== Records contained in a dataset ==
* begin *

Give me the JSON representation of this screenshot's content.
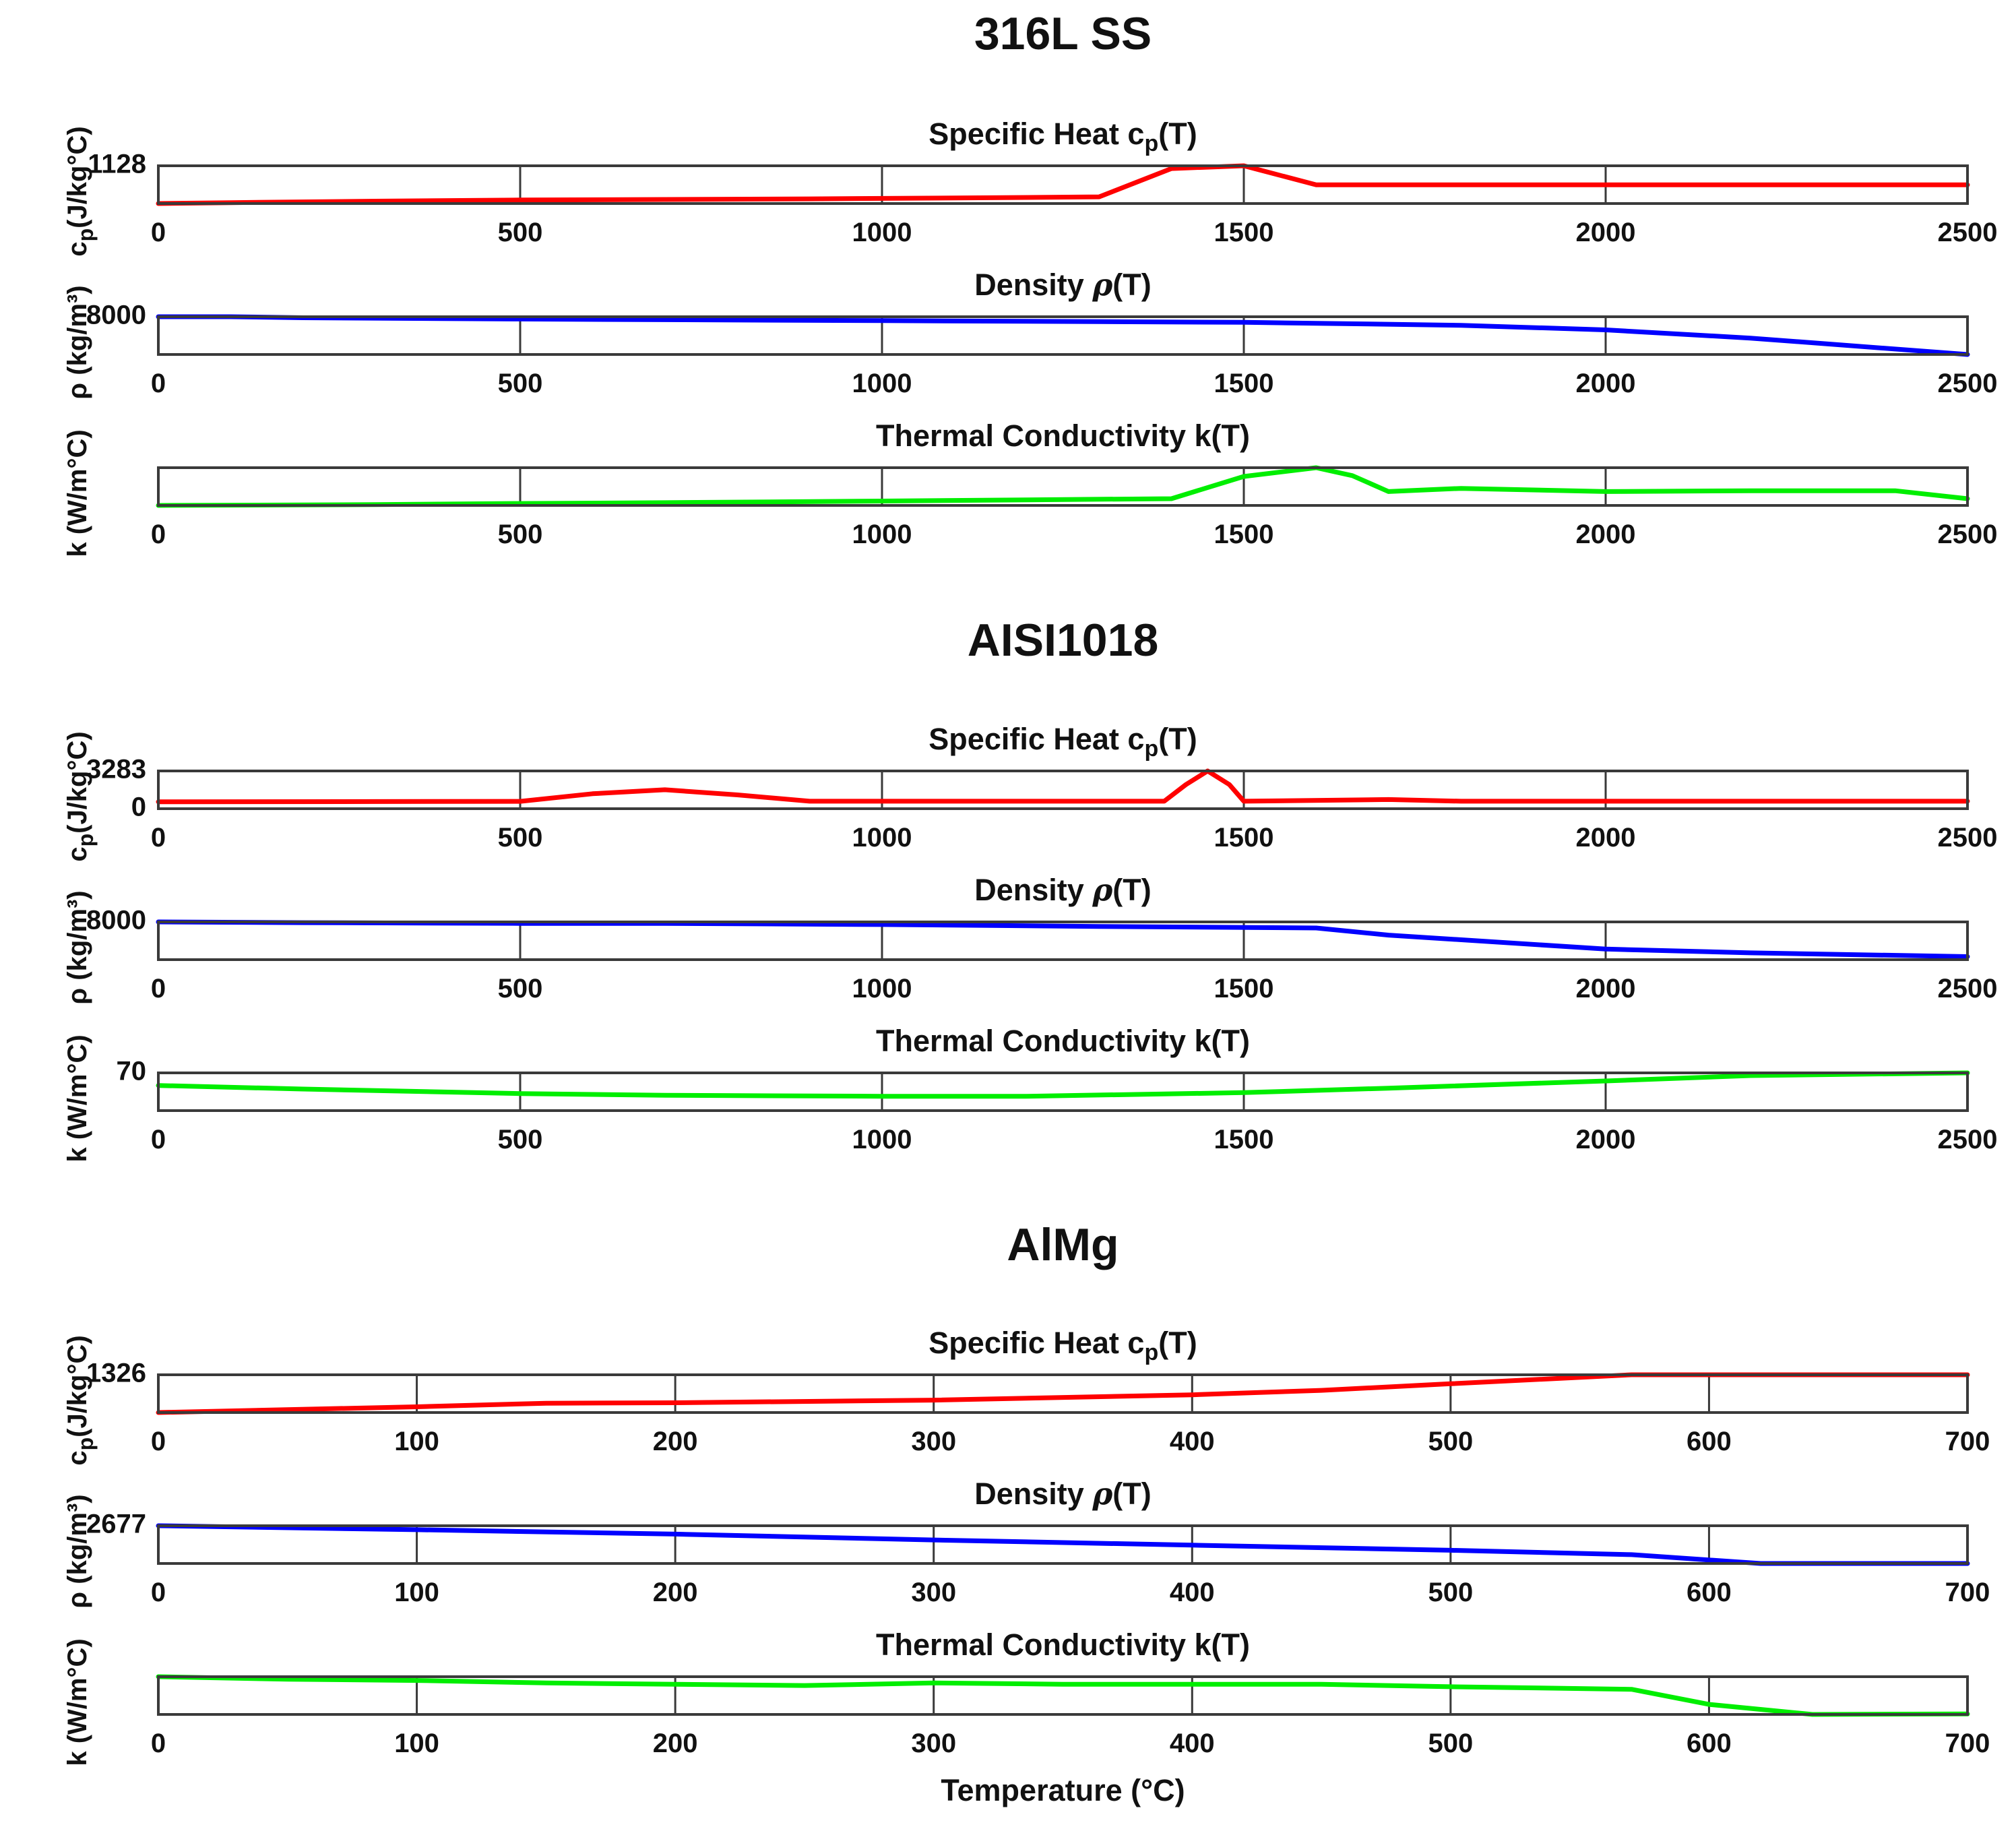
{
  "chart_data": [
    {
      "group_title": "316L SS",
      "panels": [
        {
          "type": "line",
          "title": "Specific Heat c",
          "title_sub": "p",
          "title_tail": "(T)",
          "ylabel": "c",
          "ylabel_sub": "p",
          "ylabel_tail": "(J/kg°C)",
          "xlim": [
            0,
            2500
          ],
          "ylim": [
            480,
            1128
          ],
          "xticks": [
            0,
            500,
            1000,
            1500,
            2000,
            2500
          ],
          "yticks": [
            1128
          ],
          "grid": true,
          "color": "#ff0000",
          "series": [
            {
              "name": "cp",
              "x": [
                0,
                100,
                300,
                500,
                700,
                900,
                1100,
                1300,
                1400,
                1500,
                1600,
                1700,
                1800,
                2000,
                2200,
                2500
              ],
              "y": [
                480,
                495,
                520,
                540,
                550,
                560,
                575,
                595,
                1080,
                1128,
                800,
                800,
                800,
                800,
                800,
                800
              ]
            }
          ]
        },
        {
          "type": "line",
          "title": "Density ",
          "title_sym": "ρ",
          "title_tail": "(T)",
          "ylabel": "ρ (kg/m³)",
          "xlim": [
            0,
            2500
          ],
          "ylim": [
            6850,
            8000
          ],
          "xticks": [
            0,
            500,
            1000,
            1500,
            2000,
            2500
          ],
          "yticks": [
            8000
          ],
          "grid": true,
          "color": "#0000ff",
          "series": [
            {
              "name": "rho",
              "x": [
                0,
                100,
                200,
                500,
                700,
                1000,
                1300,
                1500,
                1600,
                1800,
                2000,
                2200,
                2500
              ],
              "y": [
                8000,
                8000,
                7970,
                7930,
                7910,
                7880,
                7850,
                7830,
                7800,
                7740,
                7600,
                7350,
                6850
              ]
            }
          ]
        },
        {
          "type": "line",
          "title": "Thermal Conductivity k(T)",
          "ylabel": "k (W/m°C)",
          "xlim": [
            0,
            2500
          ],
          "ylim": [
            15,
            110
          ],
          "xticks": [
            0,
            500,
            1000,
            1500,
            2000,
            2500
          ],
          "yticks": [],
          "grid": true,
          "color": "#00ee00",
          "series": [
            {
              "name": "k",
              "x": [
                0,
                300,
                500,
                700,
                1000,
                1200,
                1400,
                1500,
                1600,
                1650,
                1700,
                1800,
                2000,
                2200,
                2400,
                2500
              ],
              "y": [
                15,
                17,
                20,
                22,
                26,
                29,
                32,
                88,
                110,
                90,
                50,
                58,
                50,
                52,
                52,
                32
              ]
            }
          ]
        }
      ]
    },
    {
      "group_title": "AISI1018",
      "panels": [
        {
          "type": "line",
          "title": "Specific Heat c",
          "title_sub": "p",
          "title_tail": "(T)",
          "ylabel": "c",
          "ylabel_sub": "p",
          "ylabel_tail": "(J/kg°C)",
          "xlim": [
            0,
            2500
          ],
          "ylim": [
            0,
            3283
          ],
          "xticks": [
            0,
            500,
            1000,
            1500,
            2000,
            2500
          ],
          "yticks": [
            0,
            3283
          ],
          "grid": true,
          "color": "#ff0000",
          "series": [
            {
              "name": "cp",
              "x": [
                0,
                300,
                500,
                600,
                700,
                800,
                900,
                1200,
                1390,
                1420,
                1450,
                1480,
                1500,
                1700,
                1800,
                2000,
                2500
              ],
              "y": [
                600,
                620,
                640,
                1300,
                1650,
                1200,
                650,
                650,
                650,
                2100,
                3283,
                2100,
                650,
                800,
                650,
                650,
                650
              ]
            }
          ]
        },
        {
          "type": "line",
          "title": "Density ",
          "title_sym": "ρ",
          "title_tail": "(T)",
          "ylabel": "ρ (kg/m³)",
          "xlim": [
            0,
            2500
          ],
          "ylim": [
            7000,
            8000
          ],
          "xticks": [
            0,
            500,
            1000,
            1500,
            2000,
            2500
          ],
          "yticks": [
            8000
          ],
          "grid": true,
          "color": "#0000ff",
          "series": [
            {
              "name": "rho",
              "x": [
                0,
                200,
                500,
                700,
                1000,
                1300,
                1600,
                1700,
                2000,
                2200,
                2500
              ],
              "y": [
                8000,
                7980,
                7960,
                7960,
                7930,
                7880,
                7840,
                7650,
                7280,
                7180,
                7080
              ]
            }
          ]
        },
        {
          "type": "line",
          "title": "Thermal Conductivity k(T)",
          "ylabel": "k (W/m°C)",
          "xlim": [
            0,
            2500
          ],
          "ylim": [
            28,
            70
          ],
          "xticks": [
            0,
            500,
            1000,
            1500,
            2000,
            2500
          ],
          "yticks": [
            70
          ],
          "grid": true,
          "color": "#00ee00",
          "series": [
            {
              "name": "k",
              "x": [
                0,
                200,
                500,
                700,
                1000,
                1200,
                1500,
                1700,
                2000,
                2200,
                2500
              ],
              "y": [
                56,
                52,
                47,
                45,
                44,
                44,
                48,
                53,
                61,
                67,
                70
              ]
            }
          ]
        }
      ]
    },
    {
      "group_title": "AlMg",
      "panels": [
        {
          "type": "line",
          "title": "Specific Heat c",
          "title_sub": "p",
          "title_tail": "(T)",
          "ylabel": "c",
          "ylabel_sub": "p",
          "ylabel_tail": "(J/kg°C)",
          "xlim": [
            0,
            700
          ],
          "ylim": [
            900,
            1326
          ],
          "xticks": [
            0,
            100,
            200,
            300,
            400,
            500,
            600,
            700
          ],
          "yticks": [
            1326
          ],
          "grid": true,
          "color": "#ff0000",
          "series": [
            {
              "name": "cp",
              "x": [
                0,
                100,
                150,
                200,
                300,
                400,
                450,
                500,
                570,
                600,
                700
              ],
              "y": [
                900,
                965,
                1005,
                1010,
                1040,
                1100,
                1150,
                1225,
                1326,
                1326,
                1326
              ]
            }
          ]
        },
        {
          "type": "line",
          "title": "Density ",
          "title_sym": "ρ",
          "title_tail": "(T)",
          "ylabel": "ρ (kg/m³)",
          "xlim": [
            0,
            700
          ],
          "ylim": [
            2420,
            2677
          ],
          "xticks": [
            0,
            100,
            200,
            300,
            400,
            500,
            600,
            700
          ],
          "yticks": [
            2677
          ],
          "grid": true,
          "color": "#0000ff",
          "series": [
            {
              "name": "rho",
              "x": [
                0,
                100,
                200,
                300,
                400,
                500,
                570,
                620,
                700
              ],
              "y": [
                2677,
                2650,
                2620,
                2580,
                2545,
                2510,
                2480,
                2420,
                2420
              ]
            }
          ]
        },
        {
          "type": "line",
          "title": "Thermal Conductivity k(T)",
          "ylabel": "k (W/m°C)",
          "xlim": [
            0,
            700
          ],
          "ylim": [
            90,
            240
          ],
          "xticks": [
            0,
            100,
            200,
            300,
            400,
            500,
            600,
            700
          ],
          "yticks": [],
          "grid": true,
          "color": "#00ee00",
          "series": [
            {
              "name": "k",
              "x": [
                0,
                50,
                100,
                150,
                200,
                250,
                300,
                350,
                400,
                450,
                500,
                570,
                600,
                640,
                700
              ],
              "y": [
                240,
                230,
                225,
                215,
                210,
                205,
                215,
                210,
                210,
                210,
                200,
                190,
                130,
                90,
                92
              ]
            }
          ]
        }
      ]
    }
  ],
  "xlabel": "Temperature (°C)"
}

* end *

== Do this ==
Ignore the images and quote every line of the listing exactly.

== Exercise response ==
Give me the JSON representation of this screenshot's content.
{
  "chart_data": [
    {
      "group_title": "316L SS",
      "panels": [
        {
          "type": "line",
          "title": "Specific Heat c",
          "title_sub": "p",
          "title_tail": "(T)",
          "ylabel": "c",
          "ylabel_sub": "p",
          "ylabel_tail": "(J/kg°C)",
          "xlim": [
            0,
            2500
          ],
          "ylim": [
            480,
            1128
          ],
          "xticks": [
            0,
            500,
            1000,
            1500,
            2000,
            2500
          ],
          "yticks": [
            1128
          ],
          "grid": true,
          "color": "#ff0000",
          "series": [
            {
              "name": "cp",
              "x": [
                0,
                100,
                300,
                500,
                700,
                900,
                1100,
                1300,
                1400,
                1500,
                1600,
                1700,
                1800,
                2000,
                2200,
                2500
              ],
              "y": [
                480,
                495,
                520,
                540,
                550,
                560,
                575,
                595,
                1080,
                1128,
                800,
                800,
                800,
                800,
                800,
                800
              ]
            }
          ]
        },
        {
          "type": "line",
          "title": "Density ",
          "title_sym": "ρ",
          "title_tail": "(T)",
          "ylabel": "ρ (kg/m³)",
          "xlim": [
            0,
            2500
          ],
          "ylim": [
            6850,
            8000
          ],
          "xticks": [
            0,
            500,
            1000,
            1500,
            2000,
            2500
          ],
          "yticks": [
            8000
          ],
          "grid": true,
          "color": "#0000ff",
          "series": [
            {
              "name": "rho",
              "x": [
                0,
                100,
                200,
                500,
                700,
                1000,
                1300,
                1500,
                1600,
                1800,
                2000,
                2200,
                2500
              ],
              "y": [
                8000,
                8000,
                7970,
                7930,
                7910,
                7880,
                7850,
                7830,
                7800,
                7740,
                7600,
                7350,
                6850
              ]
            }
          ]
        },
        {
          "type": "line",
          "title": "Thermal Conductivity k(T)",
          "ylabel": "k (W/m°C)",
          "xlim": [
            0,
            2500
          ],
          "ylim": [
            15,
            110
          ],
          "xticks": [
            0,
            500,
            1000,
            1500,
            2000,
            2500
          ],
          "yticks": [],
          "grid": true,
          "color": "#00ee00",
          "series": [
            {
              "name": "k",
              "x": [
                0,
                300,
                500,
                700,
                1000,
                1200,
                1400,
                1500,
                1600,
                1650,
                1700,
                1800,
                2000,
                2200,
                2400,
                2500
              ],
              "y": [
                15,
                17,
                20,
                22,
                26,
                29,
                32,
                88,
                110,
                90,
                50,
                58,
                50,
                52,
                52,
                32
              ]
            }
          ]
        }
      ]
    },
    {
      "group_title": "AISI1018",
      "panels": [
        {
          "type": "line",
          "title": "Specific Heat c",
          "title_sub": "p",
          "title_tail": "(T)",
          "ylabel": "c",
          "ylabel_sub": "p",
          "ylabel_tail": "(J/kg°C)",
          "xlim": [
            0,
            2500
          ],
          "ylim": [
            0,
            3283
          ],
          "xticks": [
            0,
            500,
            1000,
            1500,
            2000,
            2500
          ],
          "yticks": [
            0,
            3283
          ],
          "grid": true,
          "color": "#ff0000",
          "series": [
            {
              "name": "cp",
              "x": [
                0,
                300,
                500,
                600,
                700,
                800,
                900,
                1200,
                1390,
                1420,
                1450,
                1480,
                1500,
                1700,
                1800,
                2000,
                2500
              ],
              "y": [
                600,
                620,
                640,
                1300,
                1650,
                1200,
                650,
                650,
                650,
                2100,
                3283,
                2100,
                650,
                800,
                650,
                650,
                650
              ]
            }
          ]
        },
        {
          "type": "line",
          "title": "Density ",
          "title_sym": "ρ",
          "title_tail": "(T)",
          "ylabel": "ρ (kg/m³)",
          "xlim": [
            0,
            2500
          ],
          "ylim": [
            7000,
            8000
          ],
          "xticks": [
            0,
            500,
            1000,
            1500,
            2000,
            2500
          ],
          "yticks": [
            8000
          ],
          "grid": true,
          "color": "#0000ff",
          "series": [
            {
              "name": "rho",
              "x": [
                0,
                200,
                500,
                700,
                1000,
                1300,
                1600,
                1700,
                2000,
                2200,
                2500
              ],
              "y": [
                8000,
                7980,
                7960,
                7960,
                7930,
                7880,
                7840,
                7650,
                7280,
                7180,
                7080
              ]
            }
          ]
        },
        {
          "type": "line",
          "title": "Thermal Conductivity k(T)",
          "ylabel": "k (W/m°C)",
          "xlim": [
            0,
            2500
          ],
          "ylim": [
            28,
            70
          ],
          "xticks": [
            0,
            500,
            1000,
            1500,
            2000,
            2500
          ],
          "yticks": [
            70
          ],
          "grid": true,
          "color": "#00ee00",
          "series": [
            {
              "name": "k",
              "x": [
                0,
                200,
                500,
                700,
                1000,
                1200,
                1500,
                1700,
                2000,
                2200,
                2500
              ],
              "y": [
                56,
                52,
                47,
                45,
                44,
                44,
                48,
                53,
                61,
                67,
                70
              ]
            }
          ]
        }
      ]
    },
    {
      "group_title": "AlMg",
      "panels": [
        {
          "type": "line",
          "title": "Specific Heat c",
          "title_sub": "p",
          "title_tail": "(T)",
          "ylabel": "c",
          "ylabel_sub": "p",
          "ylabel_tail": "(J/kg°C)",
          "xlim": [
            0,
            700
          ],
          "ylim": [
            900,
            1326
          ],
          "xticks": [
            0,
            100,
            200,
            300,
            400,
            500,
            600,
            700
          ],
          "yticks": [
            1326
          ],
          "grid": true,
          "color": "#ff0000",
          "series": [
            {
              "name": "cp",
              "x": [
                0,
                100,
                150,
                200,
                300,
                400,
                450,
                500,
                570,
                600,
                700
              ],
              "y": [
                900,
                965,
                1005,
                1010,
                1040,
                1100,
                1150,
                1225,
                1326,
                1326,
                1326
              ]
            }
          ]
        },
        {
          "type": "line",
          "title": "Density ",
          "title_sym": "ρ",
          "title_tail": "(T)",
          "ylabel": "ρ (kg/m³)",
          "xlim": [
            0,
            700
          ],
          "ylim": [
            2420,
            2677
          ],
          "xticks": [
            0,
            100,
            200,
            300,
            400,
            500,
            600,
            700
          ],
          "yticks": [
            2677
          ],
          "grid": true,
          "color": "#0000ff",
          "series": [
            {
              "name": "rho",
              "x": [
                0,
                100,
                200,
                300,
                400,
                500,
                570,
                620,
                700
              ],
              "y": [
                2677,
                2650,
                2620,
                2580,
                2545,
                2510,
                2480,
                2420,
                2420
              ]
            }
          ]
        },
        {
          "type": "line",
          "title": "Thermal Conductivity k(T)",
          "ylabel": "k (W/m°C)",
          "xlim": [
            0,
            700
          ],
          "ylim": [
            90,
            240
          ],
          "xticks": [
            0,
            100,
            200,
            300,
            400,
            500,
            600,
            700
          ],
          "yticks": [],
          "grid": true,
          "color": "#00ee00",
          "series": [
            {
              "name": "k",
              "x": [
                0,
                50,
                100,
                150,
                200,
                250,
                300,
                350,
                400,
                450,
                500,
                570,
                600,
                640,
                700
              ],
              "y": [
                240,
                230,
                225,
                215,
                210,
                205,
                215,
                210,
                210,
                210,
                200,
                190,
                130,
                90,
                92
              ]
            }
          ]
        }
      ]
    }
  ],
  "xlabel": "Temperature (°C)"
}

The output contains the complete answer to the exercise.